:: Source records ::

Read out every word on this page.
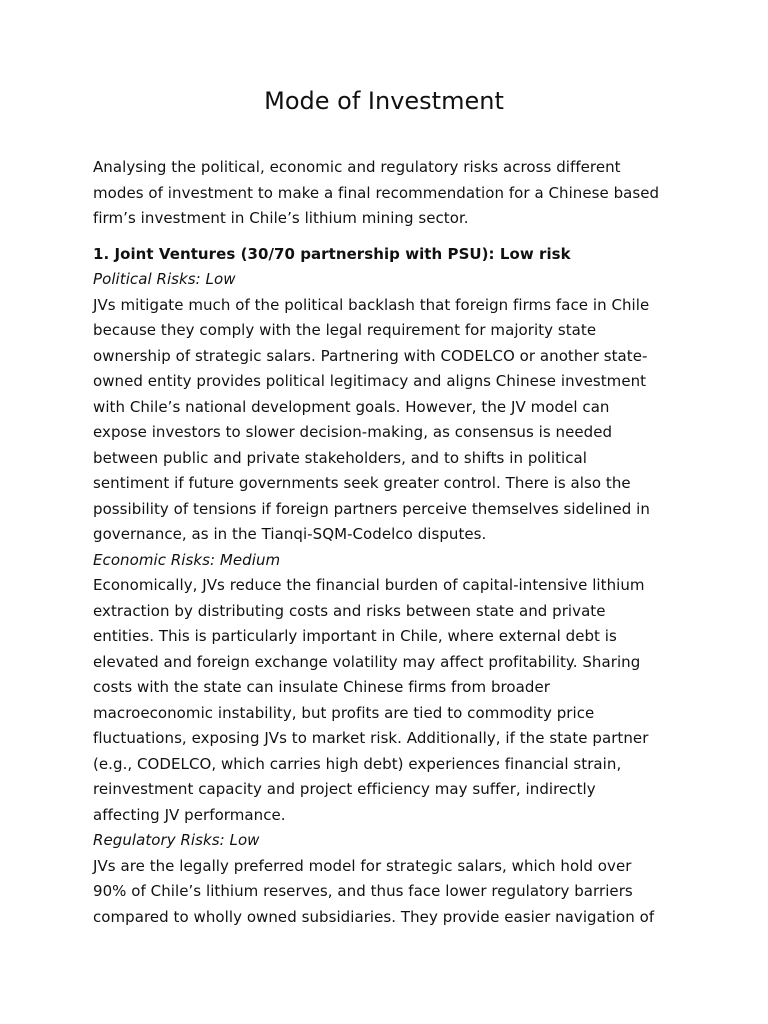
Mode of Investment
Analysing the political, economic and regulatory risks across different
modes of investment to make a final recommendation for a Chinese based
firm’s investment in Chile’s lithium mining sector.
1. Joint Ventures (30/70 partnership with PSU): Low risk
Political Risks: Low
JVs mitigate much of the political backlash that foreign firms face in Chile
because they comply with the legal requirement for majority state
ownership of strategic salars. Partnering with CODELCO or another state-
owned entity provides political legitimacy and aligns Chinese investment
with Chile’s national development goals. However, the JV model can
expose investors to slower decision-making, as consensus is needed
between public and private stakeholders, and to shifts in political
sentiment if future governments seek greater control. There is also the
possibility of tensions if foreign partners perceive themselves sidelined in
governance, as in the Tianqi-SQM-Codelco disputes.
Economic Risks: Medium
Economically, JVs reduce the financial burden of capital-intensive lithium
extraction by distributing costs and risks between state and private
entities. This is particularly important in Chile, where external debt is
elevated and foreign exchange volatility may affect profitability. Sharing
costs with the state can insulate Chinese firms from broader
macroeconomic instability, but profits are tied to commodity price
fluctuations, exposing JVs to market risk. Additionally, if the state partner
(e.g., CODELCO, which carries high debt) experiences financial strain,
reinvestment capacity and project efficiency may suffer, indirectly
affecting JV performance.
Regulatory Risks: Low
JVs are the legally preferred model for strategic salars, which hold over
90% of Chile’s lithium reserves, and thus face lower regulatory barriers
compared to wholly owned subsidiaries. They provide easier navigation of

:::

Your goal:
Look through the entries and find each line that has the string "firms". Copy those lines.

Answer in full:
JVs mitigate much of the political backlash that foreign firms face in Chile
costs with the state can insulate Chinese firms from broader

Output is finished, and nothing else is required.